(Data records)
:::

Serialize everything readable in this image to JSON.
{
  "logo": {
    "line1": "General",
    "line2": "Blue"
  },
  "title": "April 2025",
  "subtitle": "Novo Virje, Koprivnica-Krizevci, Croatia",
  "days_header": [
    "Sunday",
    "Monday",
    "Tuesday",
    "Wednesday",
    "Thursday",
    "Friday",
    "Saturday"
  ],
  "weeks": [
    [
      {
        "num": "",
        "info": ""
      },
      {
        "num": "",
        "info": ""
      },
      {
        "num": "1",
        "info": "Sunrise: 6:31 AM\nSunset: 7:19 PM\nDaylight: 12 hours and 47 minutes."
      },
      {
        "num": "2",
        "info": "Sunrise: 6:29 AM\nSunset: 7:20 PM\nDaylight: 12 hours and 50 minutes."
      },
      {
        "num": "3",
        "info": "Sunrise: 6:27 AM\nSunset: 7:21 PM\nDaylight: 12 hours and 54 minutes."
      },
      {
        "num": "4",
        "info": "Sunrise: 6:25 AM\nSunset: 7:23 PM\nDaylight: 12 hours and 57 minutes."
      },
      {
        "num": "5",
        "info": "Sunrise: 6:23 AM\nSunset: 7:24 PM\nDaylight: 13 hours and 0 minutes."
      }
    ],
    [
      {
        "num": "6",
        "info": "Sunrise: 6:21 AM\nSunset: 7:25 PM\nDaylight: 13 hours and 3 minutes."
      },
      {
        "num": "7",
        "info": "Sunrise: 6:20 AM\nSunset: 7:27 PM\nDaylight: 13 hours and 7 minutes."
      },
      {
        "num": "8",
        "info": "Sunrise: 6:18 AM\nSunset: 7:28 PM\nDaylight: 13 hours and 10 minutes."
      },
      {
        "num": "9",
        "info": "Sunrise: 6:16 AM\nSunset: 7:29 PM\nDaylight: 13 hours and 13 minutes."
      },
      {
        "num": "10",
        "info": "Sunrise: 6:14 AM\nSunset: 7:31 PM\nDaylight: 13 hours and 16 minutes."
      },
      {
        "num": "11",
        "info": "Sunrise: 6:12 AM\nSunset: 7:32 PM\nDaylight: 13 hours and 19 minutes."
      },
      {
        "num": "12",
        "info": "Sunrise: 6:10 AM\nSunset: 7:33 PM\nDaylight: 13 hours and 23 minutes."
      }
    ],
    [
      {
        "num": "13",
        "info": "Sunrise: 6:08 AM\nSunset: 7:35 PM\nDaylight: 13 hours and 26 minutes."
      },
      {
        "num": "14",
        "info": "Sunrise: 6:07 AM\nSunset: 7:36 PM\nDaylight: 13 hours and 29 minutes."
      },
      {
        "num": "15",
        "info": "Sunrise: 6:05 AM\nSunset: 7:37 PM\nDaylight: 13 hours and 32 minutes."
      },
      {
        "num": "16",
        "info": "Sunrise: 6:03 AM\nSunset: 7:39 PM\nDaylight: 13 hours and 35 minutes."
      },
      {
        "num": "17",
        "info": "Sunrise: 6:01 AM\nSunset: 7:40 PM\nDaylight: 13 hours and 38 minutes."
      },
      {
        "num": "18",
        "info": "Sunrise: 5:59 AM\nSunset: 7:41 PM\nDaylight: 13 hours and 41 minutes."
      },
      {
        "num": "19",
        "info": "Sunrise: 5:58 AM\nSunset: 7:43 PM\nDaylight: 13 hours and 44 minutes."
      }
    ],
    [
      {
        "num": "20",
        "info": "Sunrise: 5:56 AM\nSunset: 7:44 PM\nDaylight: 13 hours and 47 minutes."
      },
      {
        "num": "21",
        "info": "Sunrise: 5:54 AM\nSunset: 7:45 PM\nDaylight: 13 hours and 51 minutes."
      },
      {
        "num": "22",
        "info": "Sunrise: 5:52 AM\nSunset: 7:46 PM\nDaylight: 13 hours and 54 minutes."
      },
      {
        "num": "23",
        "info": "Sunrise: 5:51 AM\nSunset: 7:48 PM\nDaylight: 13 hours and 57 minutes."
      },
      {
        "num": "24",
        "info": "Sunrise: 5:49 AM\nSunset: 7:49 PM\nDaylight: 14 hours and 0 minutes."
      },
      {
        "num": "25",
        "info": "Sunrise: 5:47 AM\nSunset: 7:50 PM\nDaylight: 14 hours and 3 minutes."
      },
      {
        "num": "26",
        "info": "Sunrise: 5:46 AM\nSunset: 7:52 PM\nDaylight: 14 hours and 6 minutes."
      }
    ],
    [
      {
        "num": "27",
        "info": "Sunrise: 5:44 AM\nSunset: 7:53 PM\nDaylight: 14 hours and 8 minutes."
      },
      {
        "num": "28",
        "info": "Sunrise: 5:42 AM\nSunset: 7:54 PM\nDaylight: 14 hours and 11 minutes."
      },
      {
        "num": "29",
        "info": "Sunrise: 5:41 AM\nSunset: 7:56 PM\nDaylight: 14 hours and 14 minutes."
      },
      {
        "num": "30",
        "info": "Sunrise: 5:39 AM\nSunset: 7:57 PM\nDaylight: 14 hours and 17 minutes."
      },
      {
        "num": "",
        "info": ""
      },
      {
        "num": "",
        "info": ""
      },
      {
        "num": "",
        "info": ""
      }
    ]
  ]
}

:::

### Prompt
From the first line to the last, please quote the material above exactly.

### Solution
Serialize everything readable in this image to JSON.
{
  "logo": {
    "line1": "General",
    "line2": "Blue"
  },
  "title": "April 2025",
  "subtitle": "Novo Virje, Koprivnica-Krizevci, Croatia",
  "days_header": [
    "Sunday",
    "Monday",
    "Tuesday",
    "Wednesday",
    "Thursday",
    "Friday",
    "Saturday"
  ],
  "weeks": [
    [
      {
        "num": "",
        "info": ""
      },
      {
        "num": "",
        "info": ""
      },
      {
        "num": "1",
        "info": "Sunrise: 6:31 AM\nSunset: 7:19 PM\nDaylight: 12 hours and 47 minutes."
      },
      {
        "num": "2",
        "info": "Sunrise: 6:29 AM\nSunset: 7:20 PM\nDaylight: 12 hours and 50 minutes."
      },
      {
        "num": "3",
        "info": "Sunrise: 6:27 AM\nSunset: 7:21 PM\nDaylight: 12 hours and 54 minutes."
      },
      {
        "num": "4",
        "info": "Sunrise: 6:25 AM\nSunset: 7:23 PM\nDaylight: 12 hours and 57 minutes."
      },
      {
        "num": "5",
        "info": "Sunrise: 6:23 AM\nSunset: 7:24 PM\nDaylight: 13 hours and 0 minutes."
      }
    ],
    [
      {
        "num": "6",
        "info": "Sunrise: 6:21 AM\nSunset: 7:25 PM\nDaylight: 13 hours and 3 minutes."
      },
      {
        "num": "7",
        "info": "Sunrise: 6:20 AM\nSunset: 7:27 PM\nDaylight: 13 hours and 7 minutes."
      },
      {
        "num": "8",
        "info": "Sunrise: 6:18 AM\nSunset: 7:28 PM\nDaylight: 13 hours and 10 minutes."
      },
      {
        "num": "9",
        "info": "Sunrise: 6:16 AM\nSunset: 7:29 PM\nDaylight: 13 hours and 13 minutes."
      },
      {
        "num": "10",
        "info": "Sunrise: 6:14 AM\nSunset: 7:31 PM\nDaylight: 13 hours and 16 minutes."
      },
      {
        "num": "11",
        "info": "Sunrise: 6:12 AM\nSunset: 7:32 PM\nDaylight: 13 hours and 19 minutes."
      },
      {
        "num": "12",
        "info": "Sunrise: 6:10 AM\nSunset: 7:33 PM\nDaylight: 13 hours and 23 minutes."
      }
    ],
    [
      {
        "num": "13",
        "info": "Sunrise: 6:08 AM\nSunset: 7:35 PM\nDaylight: 13 hours and 26 minutes."
      },
      {
        "num": "14",
        "info": "Sunrise: 6:07 AM\nSunset: 7:36 PM\nDaylight: 13 hours and 29 minutes."
      },
      {
        "num": "15",
        "info": "Sunrise: 6:05 AM\nSunset: 7:37 PM\nDaylight: 13 hours and 32 minutes."
      },
      {
        "num": "16",
        "info": "Sunrise: 6:03 AM\nSunset: 7:39 PM\nDaylight: 13 hours and 35 minutes."
      },
      {
        "num": "17",
        "info": "Sunrise: 6:01 AM\nSunset: 7:40 PM\nDaylight: 13 hours and 38 minutes."
      },
      {
        "num": "18",
        "info": "Sunrise: 5:59 AM\nSunset: 7:41 PM\nDaylight: 13 hours and 41 minutes."
      },
      {
        "num": "19",
        "info": "Sunrise: 5:58 AM\nSunset: 7:43 PM\nDaylight: 13 hours and 44 minutes."
      }
    ],
    [
      {
        "num": "20",
        "info": "Sunrise: 5:56 AM\nSunset: 7:44 PM\nDaylight: 13 hours and 47 minutes."
      },
      {
        "num": "21",
        "info": "Sunrise: 5:54 AM\nSunset: 7:45 PM\nDaylight: 13 hours and 51 minutes."
      },
      {
        "num": "22",
        "info": "Sunrise: 5:52 AM\nSunset: 7:46 PM\nDaylight: 13 hours and 54 minutes."
      },
      {
        "num": "23",
        "info": "Sunrise: 5:51 AM\nSunset: 7:48 PM\nDaylight: 13 hours and 57 minutes."
      },
      {
        "num": "24",
        "info": "Sunrise: 5:49 AM\nSunset: 7:49 PM\nDaylight: 14 hours and 0 minutes."
      },
      {
        "num": "25",
        "info": "Sunrise: 5:47 AM\nSunset: 7:50 PM\nDaylight: 14 hours and 3 minutes."
      },
      {
        "num": "26",
        "info": "Sunrise: 5:46 AM\nSunset: 7:52 PM\nDaylight: 14 hours and 6 minutes."
      }
    ],
    [
      {
        "num": "27",
        "info": "Sunrise: 5:44 AM\nSunset: 7:53 PM\nDaylight: 14 hours and 8 minutes."
      },
      {
        "num": "28",
        "info": "Sunrise: 5:42 AM\nSunset: 7:54 PM\nDaylight: 14 hours and 11 minutes."
      },
      {
        "num": "29",
        "info": "Sunrise: 5:41 AM\nSunset: 7:56 PM\nDaylight: 14 hours and 14 minutes."
      },
      {
        "num": "30",
        "info": "Sunrise: 5:39 AM\nSunset: 7:57 PM\nDaylight: 14 hours and 17 minutes."
      },
      {
        "num": "",
        "info": ""
      },
      {
        "num": "",
        "info": ""
      },
      {
        "num": "",
        "info": ""
      }
    ]
  ]
}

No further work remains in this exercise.